WRITTEN TASK> Below is a listing to transcribe in full and exactly; keep the pictures out.

INPUT FOR THIS TASK>
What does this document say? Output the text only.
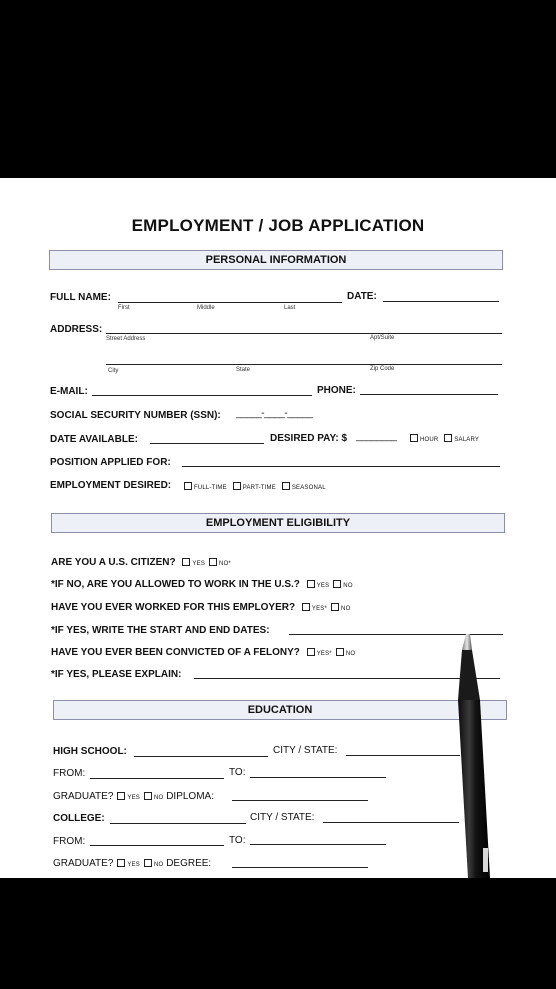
EMPLOYMENT / JOB APPLICATION
PERSONAL INFORMATION
FULL NAME:
First	Middle	Last
DATE:
ADDRESS:
Street Address	Apt/Suite
City	State	Zip Code
E-MAIL:	PHONE:
SOCIAL SECURITY NUMBER (SSN): _____-____-_____
DATE AVAILABLE:	DESIRED PAY: $ ________	HOUR	SALARY
POSITION APPLIED FOR:
EMPLOYMENT DESIRED:	FULL-TIME	PART-TIME	SEASONAL
EMPLOYMENT ELIGIBILITY
ARE YOU A U.S. CITIZEN?	YES NO*
*IF NO, ARE YOU ALLOWED TO WORK IN THE U.S.?	YES NO
HAVE YOU EVER WORKED FOR THIS EMPLOYER?	YES* NO
*IF YES, WRITE THE START AND END DATES:
HAVE YOU EVER BEEN CONVICTED OF A FELONY?	YES* NO
*IF YES, PLEASE EXPLAIN:
EDUCATION
HIGH SCHOOL:	CITY / STATE:
FROM:	TO:
GRADUATE? YES NO DIPLOMA:
COLLEGE:	CITY / STATE:
FROM:	TO:
GRADUATE? YES NO DEGREE:
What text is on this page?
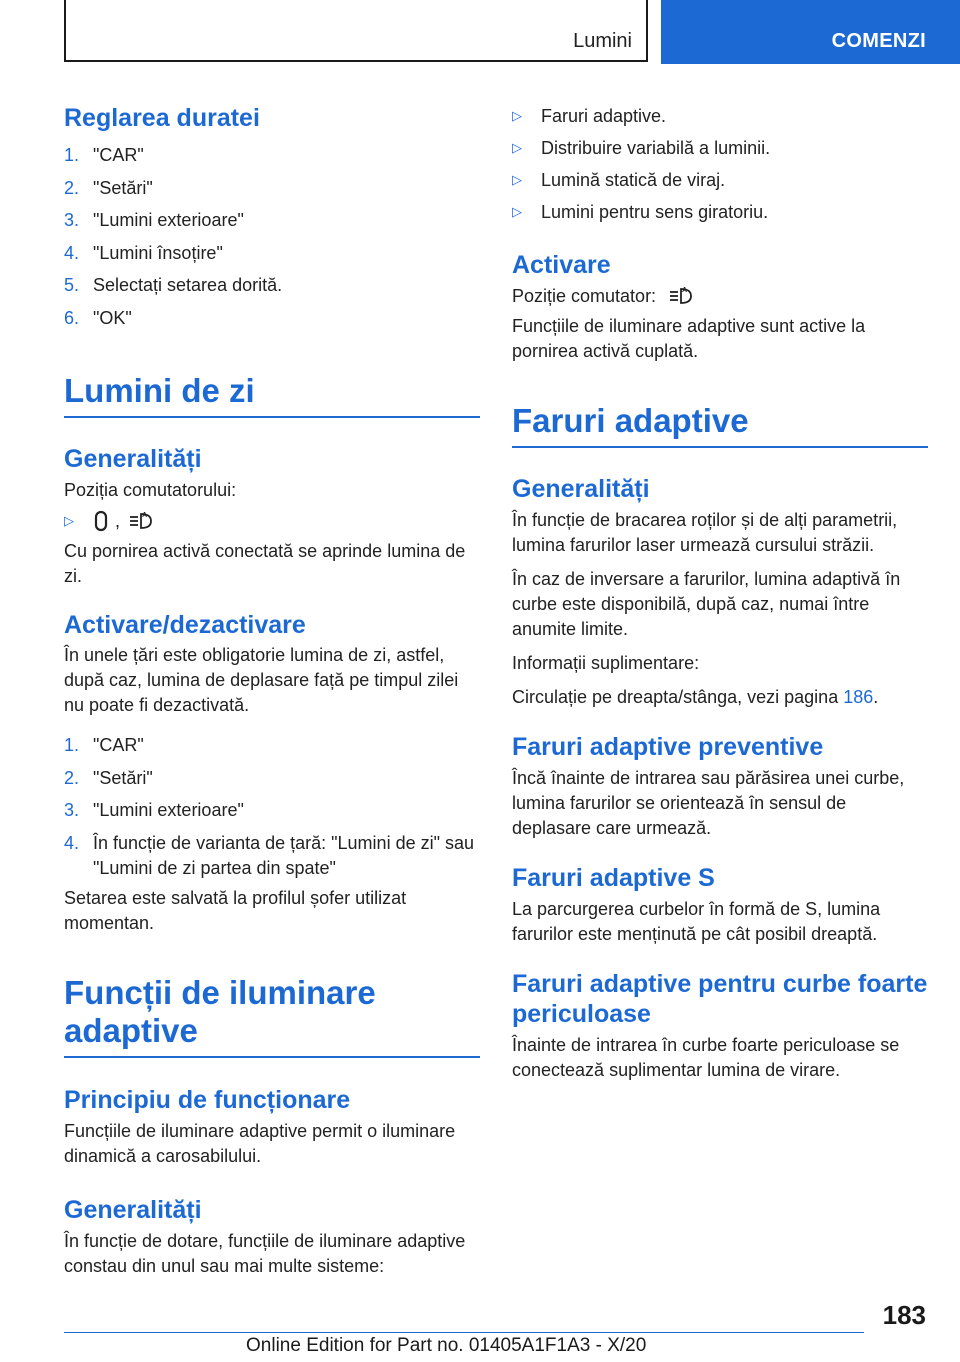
Lumini	COMENZI
Reglarea duratei
1. "CAR"
2. "Setări"
3. "Lumini exterioare"
4. "Lumini însoțire"
5. Selectați setarea dorită.
6. "OK"
Lumini de zi
Generalități

Poziția comutatorului:

▷	,	A

Cu pornirea activă conectată se aprinde lumina de zi.

Activare/dezactivare

În unele țări este obligatorie lumina de zi, astfel, după caz, lumina de deplasare față pe timpul zilei nu poate fi dezactivată.

1. "CAR"
2. "Setări"
3. "Lumini exterioare"
4. În funcție de varianta de țară: "Lumini de zi" sau "Lumini de zi partea din spate"

Setarea este salvată la profilul șofer utilizat momentan.

Funcții de iluminare adaptive
Principiu de funcționare

Funcțiile de iluminare adaptive permit o iluminare dinamică a carosabilului.

Generalități

În funcție de dotare, funcțiile de iluminare adaptive constau din unul sau mai multe sisteme:

▷	Faruri adaptive.
▷	Distribuire variabilă a luminii.
▷	Lumină statică de viraj.
▷	Lumini pentru sens giratoriu.
Activare
Poziție comutator:	A

Funcțiile de iluminare adaptive sunt active la pornirea activă cuplată.

Faruri adaptive
Generalități

În funcție de bracarea roților și de alți parametrii, lumina farurilor laser urmează cursului străzii.

În caz de inversare a farurilor, lumina adaptivă în curbe este disponibilă, după caz, numai între anumite limite.

Informații suplimentare:

Circulație pe dreapta/stânga, vezi pagina 186.

Faruri adaptive preventive

Încă înainte de intrarea sau părăsirea unei curbe, lumina farurilor se orientează în sensul de deplasare care urmează.

Faruri adaptive S

La parcurgerea curbelor în formă de S, lumina farurilor este menținută pe cât posibil dreaptă.

Faruri adaptive pentru curbe foarte periculoase

Înainte de intrarea în curbe foarte periculoase se conectează suplimentar lumina de virare.

183
Online Edition for Part no. 01405A1F1A3 - X/20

ANSWER IN FULL>
What does this document say? Output the text only.
EMPLOYMENT / JOB APPLICATION
PERSONAL INFORMATION
FULL NAME:
First	Middle	Last
DATE:
ADDRESS:
Street Address	Apt/Suite
City	State	Zip Code
E-MAIL:	PHONE:
SOCIAL SECURITY NUMBER (SSN): _____-____-_____
DATE AVAILABLE:	DESIRED PAY: $ ________	HOUR	SALARY
POSITION APPLIED FOR:
EMPLOYMENT DESIRED:	FULL-TIME	PART-TIME	SEASONAL
EMPLOYMENT ELIGIBILITY
ARE YOU A U.S. CITIZEN?	YES NO*
*IF NO, ARE YOU ALLOWED TO WORK IN THE U.S.?	YES NO
HAVE YOU EVER WORKED FOR THIS EMPLOYER?	YES* NO
*IF YES, WRITE THE START AND END DATES:
HAVE YOU EVER BEEN CONVICTED OF A FELONY?	YES* NO
*IF YES, PLEASE EXPLAIN:
EDUCATION
HIGH SCHOOL:	CITY / STATE:
FROM:	TO:
GRADUATE? YES NO DIPLOMA:
COLLEGE:	CITY / STATE:
FROM:	TO:
GRADUATE? YES NO DEGREE:
What text is on this page?
Lumini	COMENZI
Reglarea duratei
1. "CAR"
2. "Setări"
3. "Lumini exterioare"
4. "Lumini însoțire"
5. Selectați setarea dorită.
6. "OK"
Lumini de zi
Generalități

Poziția comutatorului:

▷	,	A

Cu pornirea activă conectată se aprinde lumina de zi.

Activare/dezactivare

În unele țări este obligatorie lumina de zi, astfel, după caz, lumina de deplasare față pe timpul zilei nu poate fi dezactivată.

1. "CAR"
2. "Setări"
3. "Lumini exterioare"
4. În funcție de varianta de țară: "Lumini de zi" sau "Lumini de zi partea din spate"

Setarea este salvată la profilul șofer utilizat momentan.

Funcții de iluminare adaptive
Principiu de funcționare

Funcțiile de iluminare adaptive permit o iluminare dinamică a carosabilului.

Generalități

În funcție de dotare, funcțiile de iluminare adaptive constau din unul sau mai multe sisteme:

▷	Faruri adaptive.
▷	Distribuire variabilă a luminii.
▷	Lumină statică de viraj.
▷	Lumini pentru sens giratoriu.
Activare
Poziție comutator:	A

Funcțiile de iluminare adaptive sunt active la pornirea activă cuplată.

Faruri adaptive
Generalități

În funcție de bracarea roților și de alți parametrii, lumina farurilor laser urmează cursului străzii.

În caz de inversare a farurilor, lumina adaptivă în curbe este disponibilă, după caz, numai între anumite limite.

Informații suplimentare:

Circulație pe dreapta/stânga, vezi pagina 186.

Faruri adaptive preventive

Încă înainte de intrarea sau părăsirea unei curbe, lumina farurilor se orientează în sensul de deplasare care urmează.

Faruri adaptive S

La parcurgerea curbelor în formă de S, lumina farurilor este menținută pe cât posibil dreaptă.

Faruri adaptive pentru curbe foarte periculoase

Înainte de intrarea în curbe foarte periculoase se conectează suplimentar lumina de virare.

183
Online Edition for Part no. 01405A1F1A3 - X/20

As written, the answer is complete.